[PROBLEM TO WORK ON] Reproduce all the entries exactly and keep the pictures out.

(Entries taken from a collection)
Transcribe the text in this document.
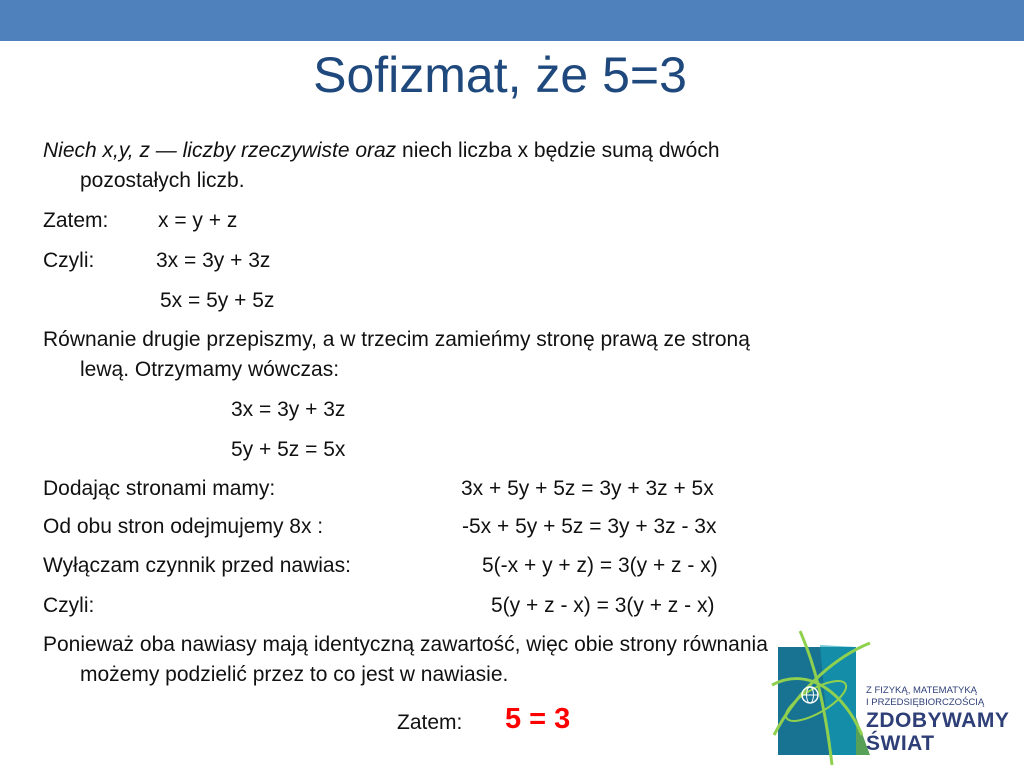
Sofizmat, że 5=3
Niech x,y, z — liczby rzeczywiste oraz niech liczba x będzie sumą dwóch
pozostałych liczb.
Zatem: x = y + z
Czyli:	3x = 3y + 3z
5x = 5y + 5z
Równanie drugie przepiszmy, a w trzecim zamieńmy stronę prawą ze stroną
lewą. Otrzymamy wówczas:
3x = 3y + 3z
5y + 5z = 5x
Dodając stronami mamy:	3x + 5y + 5z = 3y + 3z + 5x
Od obu stron odejmujemy 8x :	-5x + 5y + 5z = 3y + 3z - 3x
Wyłączam czynnik przed nawias:	5(-x + y + z) = 3(y + z - x)
Czyli:	5(y + z - x) = 3(y + z - x)
Ponieważ oba nawiasy mają identyczną zawartość, więc obie strony równania
możemy podzielić przez to co jest w nawiasie.
Zatem: 5 = 3
Z FIZYKĄ, MATEMATYKĄ
I PRZEDSIĘBIORCZOŚCIĄ
ZDOBYWAMY
ŚWIAT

[EXPECTED ANSWER]
Transcribe the text in this document.
Sofizmat, że 5=3
Niech x,y, z — liczby rzeczywiste oraz niech liczba x będzie sumą dwóch
pozostałych liczb.
Zatem: x = y + z
Czyli:	3x = 3y + 3z
5x = 5y + 5z
Równanie drugie przepiszmy, a w trzecim zamieńmy stronę prawą ze stroną
lewą. Otrzymamy wówczas:
3x = 3y + 3z
5y + 5z = 5x
Dodając stronami mamy:	3x + 5y + 5z = 3y + 3z + 5x
Od obu stron odejmujemy 8x :	-5x + 5y + 5z = 3y + 3z - 3x
Wyłączam czynnik przed nawias:	5(-x + y + z) = 3(y + z - x)
Czyli:	5(y + z - x) = 3(y + z - x)
Ponieważ oba nawiasy mają identyczną zawartość, więc obie strony równania
możemy podzielić przez to co jest w nawiasie.
Zatem: 5 = 3
Z FIZYKĄ, MATEMATYKĄ
I PRZEDSIĘBIORCZOŚCIĄ
ZDOBYWAMY
ŚWIAT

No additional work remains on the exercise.